##### Data shown #####

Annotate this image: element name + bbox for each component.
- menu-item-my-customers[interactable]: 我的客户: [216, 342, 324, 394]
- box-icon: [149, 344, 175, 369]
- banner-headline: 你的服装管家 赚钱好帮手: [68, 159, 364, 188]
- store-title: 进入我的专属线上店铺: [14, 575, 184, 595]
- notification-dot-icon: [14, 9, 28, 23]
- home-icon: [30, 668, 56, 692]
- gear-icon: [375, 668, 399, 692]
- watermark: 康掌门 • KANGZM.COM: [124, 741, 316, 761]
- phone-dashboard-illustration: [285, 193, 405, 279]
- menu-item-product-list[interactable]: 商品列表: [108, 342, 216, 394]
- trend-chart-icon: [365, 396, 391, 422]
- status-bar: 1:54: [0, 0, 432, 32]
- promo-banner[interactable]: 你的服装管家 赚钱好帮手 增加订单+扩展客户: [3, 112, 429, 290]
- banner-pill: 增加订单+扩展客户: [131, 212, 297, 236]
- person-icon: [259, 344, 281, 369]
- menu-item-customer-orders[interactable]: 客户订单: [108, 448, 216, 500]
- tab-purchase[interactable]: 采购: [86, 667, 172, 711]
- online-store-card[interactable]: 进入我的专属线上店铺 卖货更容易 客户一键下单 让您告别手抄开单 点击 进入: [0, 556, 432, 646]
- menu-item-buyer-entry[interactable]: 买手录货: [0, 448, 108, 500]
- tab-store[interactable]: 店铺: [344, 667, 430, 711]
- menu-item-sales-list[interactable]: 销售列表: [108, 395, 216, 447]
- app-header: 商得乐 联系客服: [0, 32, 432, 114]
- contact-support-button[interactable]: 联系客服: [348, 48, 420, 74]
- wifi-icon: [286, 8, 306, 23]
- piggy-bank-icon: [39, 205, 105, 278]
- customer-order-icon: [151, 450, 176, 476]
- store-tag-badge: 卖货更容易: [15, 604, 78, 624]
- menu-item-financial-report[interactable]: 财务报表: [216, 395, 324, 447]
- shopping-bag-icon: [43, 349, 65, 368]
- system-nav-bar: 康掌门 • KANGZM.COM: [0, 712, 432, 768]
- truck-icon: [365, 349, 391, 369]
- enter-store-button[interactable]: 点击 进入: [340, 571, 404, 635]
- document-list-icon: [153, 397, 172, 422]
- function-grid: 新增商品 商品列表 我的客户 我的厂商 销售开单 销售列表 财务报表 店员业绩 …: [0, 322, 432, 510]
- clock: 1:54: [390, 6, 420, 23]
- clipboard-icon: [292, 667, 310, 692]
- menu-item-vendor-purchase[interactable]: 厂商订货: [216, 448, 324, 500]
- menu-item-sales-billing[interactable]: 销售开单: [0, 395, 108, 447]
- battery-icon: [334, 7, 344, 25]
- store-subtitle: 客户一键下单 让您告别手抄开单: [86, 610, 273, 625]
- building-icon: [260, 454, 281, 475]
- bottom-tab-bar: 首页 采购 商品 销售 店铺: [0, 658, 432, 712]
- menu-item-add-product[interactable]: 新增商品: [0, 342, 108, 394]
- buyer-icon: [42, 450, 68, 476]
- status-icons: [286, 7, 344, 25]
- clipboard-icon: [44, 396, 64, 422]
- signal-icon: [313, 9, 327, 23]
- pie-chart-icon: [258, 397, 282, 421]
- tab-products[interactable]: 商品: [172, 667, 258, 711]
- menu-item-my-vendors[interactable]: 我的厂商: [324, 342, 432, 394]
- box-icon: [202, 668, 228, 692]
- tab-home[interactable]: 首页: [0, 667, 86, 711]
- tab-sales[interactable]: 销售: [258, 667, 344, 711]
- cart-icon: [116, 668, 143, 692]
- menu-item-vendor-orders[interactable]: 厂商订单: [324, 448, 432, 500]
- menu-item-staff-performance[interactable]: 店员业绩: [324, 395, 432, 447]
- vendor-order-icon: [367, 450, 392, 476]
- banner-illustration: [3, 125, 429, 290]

#####

__What is required__.
Write out all the rows again, switching each "clipboard-icon" to "notepad-icon" and keeping everything else the same.

__Task answer__.
Annotate this image: element name + bbox for each component.
- menu-item-my-customers[interactable]: 我的客户: [216, 342, 324, 394]
- box-icon: [149, 344, 175, 369]
- banner-headline: 你的服装管家 赚钱好帮手: [68, 159, 364, 188]
- store-title: 进入我的专属线上店铺: [14, 575, 184, 595]
- notification-dot-icon: [14, 9, 28, 23]
- home-icon: [30, 668, 56, 692]
- gear-icon: [375, 668, 399, 692]
- watermark: 康掌门 • KANGZM.COM: [124, 741, 316, 761]
- phone-dashboard-illustration: [285, 193, 405, 279]
- menu-item-product-list[interactable]: 商品列表: [108, 342, 216, 394]
- trend-chart-icon: [365, 396, 391, 422]
- status-bar: 1:54: [0, 0, 432, 32]
- promo-banner[interactable]: 你的服装管家 赚钱好帮手 增加订单+扩展客户: [3, 112, 429, 290]
- banner-pill: 增加订单+扩展客户: [131, 212, 297, 236]
- person-icon: [259, 344, 281, 369]
- menu-item-customer-orders[interactable]: 客户订单: [108, 448, 216, 500]
- tab-purchase[interactable]: 采购: [86, 667, 172, 711]
- online-store-card[interactable]: 进入我的专属线上店铺 卖货更容易 客户一键下单 让您告别手抄开单 点击 进入: [0, 556, 432, 646]
- menu-item-buyer-entry[interactable]: 买手录货: [0, 448, 108, 500]
- tab-store[interactable]: 店铺: [344, 667, 430, 711]
- menu-item-sales-list[interactable]: 销售列表: [108, 395, 216, 447]
- app-header: 商得乐 联系客服: [0, 32, 432, 114]
- contact-support-button[interactable]: 联系客服: [348, 48, 420, 74]
- wifi-icon: [286, 8, 306, 23]
- piggy-bank-icon: [39, 205, 105, 278]
- customer-order-icon: [151, 450, 176, 476]
- store-tag-badge: 卖货更容易: [15, 604, 78, 624]
- menu-item-financial-report[interactable]: 财务报表: [216, 395, 324, 447]
- shopping-bag-icon: [43, 349, 65, 368]
- system-nav-bar: 康掌门 • KANGZM.COM: [0, 712, 432, 768]
- truck-icon: [365, 349, 391, 369]
- enter-store-button[interactable]: 点击 进入: [340, 571, 404, 635]
- document-list-icon: [153, 397, 172, 422]
- function-grid: 新增商品 商品列表 我的客户 我的厂商 销售开单 销售列表 财务报表 店员业绩 …: [0, 322, 432, 510]
- clock: 1:54: [390, 6, 420, 23]
- notepad-icon: [292, 667, 310, 692]
- menu-item-vendor-purchase[interactable]: 厂商订货: [216, 448, 324, 500]
- menu-item-sales-billing[interactable]: 销售开单: [0, 395, 108, 447]
- battery-icon: [334, 7, 344, 25]
- store-subtitle: 客户一键下单 让您告别手抄开单: [86, 610, 273, 625]
- building-icon: [260, 454, 281, 475]
- bottom-tab-bar: 首页 采购 商品 销售 店铺: [0, 658, 432, 712]
- menu-item-add-product[interactable]: 新增商品: [0, 342, 108, 394]
- buyer-icon: [42, 450, 68, 476]
- status-icons: [286, 7, 344, 25]
- notepad-icon: [44, 396, 64, 422]
- signal-icon: [313, 9, 327, 23]
- pie-chart-icon: [258, 397, 282, 421]
- tab-products[interactable]: 商品: [172, 667, 258, 711]
- menu-item-my-vendors[interactable]: 我的厂商: [324, 342, 432, 394]
- box-icon: [202, 668, 228, 692]
- tab-home[interactable]: 首页: [0, 667, 86, 711]
- tab-sales[interactable]: 销售: [258, 667, 344, 711]
- cart-icon: [116, 668, 143, 692]
- menu-item-vendor-orders[interactable]: 厂商订单: [324, 448, 432, 500]
- menu-item-staff-performance[interactable]: 店员业绩: [324, 395, 432, 447]
- vendor-order-icon: [367, 450, 392, 476]
- banner-illustration: [3, 125, 429, 290]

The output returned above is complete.